→ Extracto del documento:
Y no es solo una cuestión de formato, sino de actitud. Porque cuando se comunica para brillar más que para explicar, o cuando se dedica más energía a construir una imagen que a resolver un problema, el resultado puede ser muy estético... pero poco práctico. Y en una comunidad de propietarios, lo práctico importa. Mucho.
La buena administración no necesita efectos especiales. Necesita presencia, transparencia, rigor y empatía. Y todo eso se puede reforzar con tecnología, por supuesto. Pero no sustituye lo esencial. Y repetirlo no es insistencia gratuita: es una advertencia. Porque si lo olvidamos, lo demás deja de importar.
La confianza en este trabajo no se construye con tecnología, sino con respuestas oportunas. No por cómo lo muestras, sino por lo que resuelves.
Y, a veces, una buena forma de verlo claro es a través de una conversación con alguien que está al otro lado. Hace unos días, un buen amigo —profesional del marketing digital— me contó su experiencia como propietario en una comunidad de una gran ciudad del sur de España. Lo que me contó es casi una parábola contemporánea de cómo la forma puede devorar al fondo si no hay equilibrio.
No había podido asistir a la última junta y, al cabo de unos días, recibió un correo del administrador. Bueno, de la oficina del administrador. Asunto: “Conectando contigo: avances, decisiones y futuro compartido”.
Tenía buena pinta, me dijo. Buen diseño, tono cuidado, iconos, fotos de archivo, frases optimistas. Una cabecera que rezaba: “Juntos construimos comunidad”. Pensó que sería el acta. Quería ponerse al día.
Pero el acta no estaba.
Lo que encontró fue un enlace a un resumen en vídeo, locutado por una voz generada por IA:
“Hola, vecino. Aquí tienes lo más importante de nuestra última reunión”.
Transiciones suaves, música de fondo, gráficos animados. Se hablaba de eficiencia energética, de digitalización, de nuevas apps… pero nada sobre la bajante del garaje. Esa que lleva semanas rezumando y ya deja olor en la escalera.

→ Instrucciones de trabajo:
a. Reproduzca palabra por palabra el fragmento del texto sobre la administración de comunidades que va desde "Y, a veces, una" hasta "acta no estaba.".
b. Diga si cada afirmación concuerda con el texto sobre la administración de comunidades. Responda sí o no y cite literalmente las palabras que lo deciden.
(i) El correo del administrador incluía el acta de la última junta.
(ii) El resumen en vídeo estaba locutado por una voz generada por IA.
(iii) El amigo asistió a la última junta.
c. Conteste estas preguntas según el texto sobre la administración de comunidades:
(i) ¿A qué se dedica profesionalmente el amigo?
(ii) ¿Qué frase aparecía en la cabecera del correo?
(iii) ¿Qué problema no se mencionaba en el vídeo?
Las líneas no intervienen en nada de esto.

→ Extractos de registros:

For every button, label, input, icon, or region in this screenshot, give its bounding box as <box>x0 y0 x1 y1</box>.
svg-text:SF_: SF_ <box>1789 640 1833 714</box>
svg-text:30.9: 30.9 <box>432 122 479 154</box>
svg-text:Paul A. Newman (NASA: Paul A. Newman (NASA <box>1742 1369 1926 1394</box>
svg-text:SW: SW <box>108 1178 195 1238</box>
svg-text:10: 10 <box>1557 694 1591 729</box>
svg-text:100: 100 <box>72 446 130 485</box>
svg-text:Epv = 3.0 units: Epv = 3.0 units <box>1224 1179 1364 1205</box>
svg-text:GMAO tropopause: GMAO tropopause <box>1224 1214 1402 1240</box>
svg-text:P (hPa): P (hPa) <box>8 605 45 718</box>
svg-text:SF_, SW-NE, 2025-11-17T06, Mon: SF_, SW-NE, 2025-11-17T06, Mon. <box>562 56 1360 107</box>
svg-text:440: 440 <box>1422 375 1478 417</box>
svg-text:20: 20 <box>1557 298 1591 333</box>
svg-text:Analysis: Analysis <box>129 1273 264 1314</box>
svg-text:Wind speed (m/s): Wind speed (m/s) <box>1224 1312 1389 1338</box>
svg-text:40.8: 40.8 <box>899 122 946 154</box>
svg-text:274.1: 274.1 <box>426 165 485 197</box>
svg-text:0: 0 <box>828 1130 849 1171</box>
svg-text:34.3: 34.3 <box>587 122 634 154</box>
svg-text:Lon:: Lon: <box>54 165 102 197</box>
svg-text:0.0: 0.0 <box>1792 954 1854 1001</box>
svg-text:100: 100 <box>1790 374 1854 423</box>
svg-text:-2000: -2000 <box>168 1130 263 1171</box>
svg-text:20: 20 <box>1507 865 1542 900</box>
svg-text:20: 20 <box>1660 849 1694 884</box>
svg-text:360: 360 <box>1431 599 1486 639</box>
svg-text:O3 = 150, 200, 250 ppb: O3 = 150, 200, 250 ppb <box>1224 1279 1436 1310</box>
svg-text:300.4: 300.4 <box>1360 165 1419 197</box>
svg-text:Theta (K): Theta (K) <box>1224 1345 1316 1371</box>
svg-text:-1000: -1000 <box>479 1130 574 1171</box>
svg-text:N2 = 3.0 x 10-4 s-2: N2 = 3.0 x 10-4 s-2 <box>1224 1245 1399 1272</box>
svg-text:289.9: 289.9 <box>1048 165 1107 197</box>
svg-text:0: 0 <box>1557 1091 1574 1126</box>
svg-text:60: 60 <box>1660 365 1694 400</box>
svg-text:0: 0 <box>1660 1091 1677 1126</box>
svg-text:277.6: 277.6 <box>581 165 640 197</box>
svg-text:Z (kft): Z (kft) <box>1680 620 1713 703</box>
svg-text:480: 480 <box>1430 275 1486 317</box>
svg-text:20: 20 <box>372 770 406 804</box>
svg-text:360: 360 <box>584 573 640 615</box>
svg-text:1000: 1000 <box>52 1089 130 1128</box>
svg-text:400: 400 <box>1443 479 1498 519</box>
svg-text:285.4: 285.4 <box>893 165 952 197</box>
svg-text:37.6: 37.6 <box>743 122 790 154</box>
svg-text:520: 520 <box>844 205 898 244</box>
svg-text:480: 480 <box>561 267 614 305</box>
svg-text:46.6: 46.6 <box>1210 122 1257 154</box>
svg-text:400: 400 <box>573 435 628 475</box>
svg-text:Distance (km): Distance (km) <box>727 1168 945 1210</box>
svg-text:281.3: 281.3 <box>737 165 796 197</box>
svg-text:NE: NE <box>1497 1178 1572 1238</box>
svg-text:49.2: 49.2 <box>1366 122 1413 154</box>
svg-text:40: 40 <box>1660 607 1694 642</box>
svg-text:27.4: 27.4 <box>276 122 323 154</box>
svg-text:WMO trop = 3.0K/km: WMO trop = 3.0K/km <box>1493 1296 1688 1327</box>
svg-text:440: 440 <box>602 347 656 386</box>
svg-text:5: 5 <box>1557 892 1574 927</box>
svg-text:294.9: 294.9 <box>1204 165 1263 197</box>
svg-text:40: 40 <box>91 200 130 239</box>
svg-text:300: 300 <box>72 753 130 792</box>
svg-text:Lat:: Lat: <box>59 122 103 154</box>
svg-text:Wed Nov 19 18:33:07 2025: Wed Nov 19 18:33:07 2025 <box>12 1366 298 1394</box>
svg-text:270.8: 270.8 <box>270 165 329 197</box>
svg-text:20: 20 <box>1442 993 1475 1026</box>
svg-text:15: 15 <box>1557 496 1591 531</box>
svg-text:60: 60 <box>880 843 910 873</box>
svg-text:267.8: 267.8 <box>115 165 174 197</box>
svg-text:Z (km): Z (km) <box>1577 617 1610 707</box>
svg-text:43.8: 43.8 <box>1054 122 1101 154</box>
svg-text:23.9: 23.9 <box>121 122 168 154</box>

→ Soluciones por tarea:
a.
Y, a veces, una buena forma de verlo claro es a través de una conversación con alguien que está al otro lado. Hace unos días, un buen amigo —profesional del marketing digital— me contó su experiencia como propietario en una comunidad de una gran ciudad del sur de España. Lo que me contó es casi una parábola contemporánea de cómo la forma puede devorar al fondo si no hay equilibrio.
No había podido asistir a la última junta y, al cabo de unos días, recibió un correo del administrador. Bueno, de la oficina del administrador. Asunto: “Conectando contigo: avances, decisiones y futuro compartido”.
Tenía buena pinta, me dijo. Buen diseño, tono cuidado, iconos, fotos de archivo, frases optimistas. Una cabecera que rezaba: “Juntos construimos comunidad”. Pensó que sería el acta. Quería ponerse al día.
Pero el acta no estaba.

b.
(i) No: "Pero el acta no estaba."
(ii) Sí: "locutado por una voz generada por IA"
(iii) No: "No había podido asistir a la última junta"

c.
(i) Al marketing digital.
(ii) "Juntos construimos comunidad".
(iii) La bajante del garaje.